▶ **TASK DETAILS**:
Of the lines in the entries, how many hold the word "check"? Give that number alone.

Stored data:
--------------------------------------------------
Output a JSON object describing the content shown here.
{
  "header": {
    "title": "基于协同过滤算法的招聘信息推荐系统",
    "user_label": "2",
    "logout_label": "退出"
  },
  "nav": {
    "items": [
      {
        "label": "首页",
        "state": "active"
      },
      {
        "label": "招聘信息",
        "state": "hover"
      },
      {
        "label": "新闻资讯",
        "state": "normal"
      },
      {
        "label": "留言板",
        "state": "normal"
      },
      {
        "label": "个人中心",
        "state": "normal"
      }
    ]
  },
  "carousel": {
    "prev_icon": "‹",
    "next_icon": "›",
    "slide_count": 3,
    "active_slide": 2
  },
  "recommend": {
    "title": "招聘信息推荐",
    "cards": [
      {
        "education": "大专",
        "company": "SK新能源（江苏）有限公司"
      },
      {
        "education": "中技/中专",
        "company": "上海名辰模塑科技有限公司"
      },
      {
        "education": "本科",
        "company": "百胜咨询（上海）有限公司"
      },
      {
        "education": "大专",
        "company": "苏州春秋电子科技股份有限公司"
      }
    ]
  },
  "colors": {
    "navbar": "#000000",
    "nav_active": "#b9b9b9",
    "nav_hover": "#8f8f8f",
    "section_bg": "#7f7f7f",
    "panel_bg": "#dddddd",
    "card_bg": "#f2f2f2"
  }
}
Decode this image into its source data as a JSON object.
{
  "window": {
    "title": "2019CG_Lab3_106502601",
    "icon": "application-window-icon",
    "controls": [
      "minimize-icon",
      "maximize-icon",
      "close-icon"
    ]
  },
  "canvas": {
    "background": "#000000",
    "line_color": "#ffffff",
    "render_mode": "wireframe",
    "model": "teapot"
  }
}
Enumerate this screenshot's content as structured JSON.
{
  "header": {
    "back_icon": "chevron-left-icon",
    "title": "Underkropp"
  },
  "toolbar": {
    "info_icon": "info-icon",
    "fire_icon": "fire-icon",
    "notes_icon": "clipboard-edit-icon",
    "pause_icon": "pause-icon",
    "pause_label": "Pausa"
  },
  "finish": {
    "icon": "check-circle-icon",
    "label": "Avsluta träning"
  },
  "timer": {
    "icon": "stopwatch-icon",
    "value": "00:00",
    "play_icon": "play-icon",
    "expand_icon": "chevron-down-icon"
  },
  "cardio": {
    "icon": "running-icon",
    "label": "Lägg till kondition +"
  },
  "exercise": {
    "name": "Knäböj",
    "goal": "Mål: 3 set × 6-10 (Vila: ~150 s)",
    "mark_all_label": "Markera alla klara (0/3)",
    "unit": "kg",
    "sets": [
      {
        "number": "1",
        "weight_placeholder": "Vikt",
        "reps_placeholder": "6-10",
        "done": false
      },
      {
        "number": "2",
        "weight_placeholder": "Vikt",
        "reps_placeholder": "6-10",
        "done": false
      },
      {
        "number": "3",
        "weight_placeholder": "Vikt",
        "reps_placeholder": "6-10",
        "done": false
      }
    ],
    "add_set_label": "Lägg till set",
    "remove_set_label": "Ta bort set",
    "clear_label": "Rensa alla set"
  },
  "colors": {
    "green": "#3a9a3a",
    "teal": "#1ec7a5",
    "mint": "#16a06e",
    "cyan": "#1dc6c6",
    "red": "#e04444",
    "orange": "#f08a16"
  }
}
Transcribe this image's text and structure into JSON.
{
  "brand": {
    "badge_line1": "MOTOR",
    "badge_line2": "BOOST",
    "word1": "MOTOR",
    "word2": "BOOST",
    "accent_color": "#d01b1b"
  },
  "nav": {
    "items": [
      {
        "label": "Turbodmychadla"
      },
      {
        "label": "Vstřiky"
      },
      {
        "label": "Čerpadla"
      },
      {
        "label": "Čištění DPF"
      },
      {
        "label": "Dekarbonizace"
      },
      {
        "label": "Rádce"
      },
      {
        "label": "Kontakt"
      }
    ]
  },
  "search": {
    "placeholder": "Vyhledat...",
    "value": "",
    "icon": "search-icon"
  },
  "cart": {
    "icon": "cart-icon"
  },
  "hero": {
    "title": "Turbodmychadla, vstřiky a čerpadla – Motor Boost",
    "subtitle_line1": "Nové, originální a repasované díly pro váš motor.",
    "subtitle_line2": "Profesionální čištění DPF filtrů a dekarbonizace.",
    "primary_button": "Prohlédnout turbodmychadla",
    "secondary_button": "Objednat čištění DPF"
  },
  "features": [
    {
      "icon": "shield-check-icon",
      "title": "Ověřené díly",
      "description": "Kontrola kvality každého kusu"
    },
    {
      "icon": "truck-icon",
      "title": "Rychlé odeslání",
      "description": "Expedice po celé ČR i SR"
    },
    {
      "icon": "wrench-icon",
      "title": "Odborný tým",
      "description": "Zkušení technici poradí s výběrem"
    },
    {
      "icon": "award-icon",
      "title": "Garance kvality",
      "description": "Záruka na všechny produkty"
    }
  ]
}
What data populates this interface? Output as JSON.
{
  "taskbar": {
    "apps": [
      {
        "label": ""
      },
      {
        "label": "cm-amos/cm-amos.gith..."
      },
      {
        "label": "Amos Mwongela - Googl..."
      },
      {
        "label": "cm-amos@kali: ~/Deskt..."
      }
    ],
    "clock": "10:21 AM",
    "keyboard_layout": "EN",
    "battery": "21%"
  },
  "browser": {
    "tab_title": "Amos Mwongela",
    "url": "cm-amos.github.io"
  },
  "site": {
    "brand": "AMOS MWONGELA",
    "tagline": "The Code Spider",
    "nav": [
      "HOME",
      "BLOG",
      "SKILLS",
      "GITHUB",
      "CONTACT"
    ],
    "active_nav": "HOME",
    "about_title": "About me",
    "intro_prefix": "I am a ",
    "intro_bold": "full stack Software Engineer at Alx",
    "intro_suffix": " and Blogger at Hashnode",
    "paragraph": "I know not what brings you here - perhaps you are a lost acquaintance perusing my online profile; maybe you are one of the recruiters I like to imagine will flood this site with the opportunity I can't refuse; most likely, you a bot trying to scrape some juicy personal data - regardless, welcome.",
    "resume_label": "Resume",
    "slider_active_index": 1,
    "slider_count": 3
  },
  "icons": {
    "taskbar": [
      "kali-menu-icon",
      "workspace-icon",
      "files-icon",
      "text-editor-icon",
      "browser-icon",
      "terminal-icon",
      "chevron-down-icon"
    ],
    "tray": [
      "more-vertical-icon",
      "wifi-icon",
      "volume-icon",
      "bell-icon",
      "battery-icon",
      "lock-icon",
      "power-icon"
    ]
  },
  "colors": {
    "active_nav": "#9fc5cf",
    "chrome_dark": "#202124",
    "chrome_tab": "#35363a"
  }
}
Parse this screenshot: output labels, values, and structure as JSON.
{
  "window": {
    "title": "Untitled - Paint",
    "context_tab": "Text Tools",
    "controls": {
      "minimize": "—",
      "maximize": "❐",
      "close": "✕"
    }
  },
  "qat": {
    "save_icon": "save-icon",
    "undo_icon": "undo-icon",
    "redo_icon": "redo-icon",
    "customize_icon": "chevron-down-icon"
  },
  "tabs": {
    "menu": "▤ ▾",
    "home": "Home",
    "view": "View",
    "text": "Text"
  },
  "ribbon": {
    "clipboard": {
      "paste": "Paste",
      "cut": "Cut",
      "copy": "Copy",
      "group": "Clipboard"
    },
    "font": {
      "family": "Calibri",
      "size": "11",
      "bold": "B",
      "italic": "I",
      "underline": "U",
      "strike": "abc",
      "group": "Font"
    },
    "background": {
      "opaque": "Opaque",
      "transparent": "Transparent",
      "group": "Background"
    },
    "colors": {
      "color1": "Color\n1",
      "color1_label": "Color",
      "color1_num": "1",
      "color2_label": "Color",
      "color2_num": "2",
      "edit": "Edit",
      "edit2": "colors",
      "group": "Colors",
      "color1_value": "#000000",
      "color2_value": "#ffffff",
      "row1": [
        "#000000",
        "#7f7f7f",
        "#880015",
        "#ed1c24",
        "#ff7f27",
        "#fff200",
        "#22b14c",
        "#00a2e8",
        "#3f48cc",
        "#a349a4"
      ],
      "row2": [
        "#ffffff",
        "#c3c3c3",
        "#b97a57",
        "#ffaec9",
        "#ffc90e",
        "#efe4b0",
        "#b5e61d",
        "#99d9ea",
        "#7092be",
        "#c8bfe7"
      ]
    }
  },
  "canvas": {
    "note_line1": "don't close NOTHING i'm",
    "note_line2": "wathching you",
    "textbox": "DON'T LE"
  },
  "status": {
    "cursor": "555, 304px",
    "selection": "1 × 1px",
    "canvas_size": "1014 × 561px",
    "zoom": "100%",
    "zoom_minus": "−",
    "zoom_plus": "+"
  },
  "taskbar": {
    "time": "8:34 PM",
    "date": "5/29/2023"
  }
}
--------------------------------------------------
▶ **SOLUTION TO THIS PROBLEM**:
2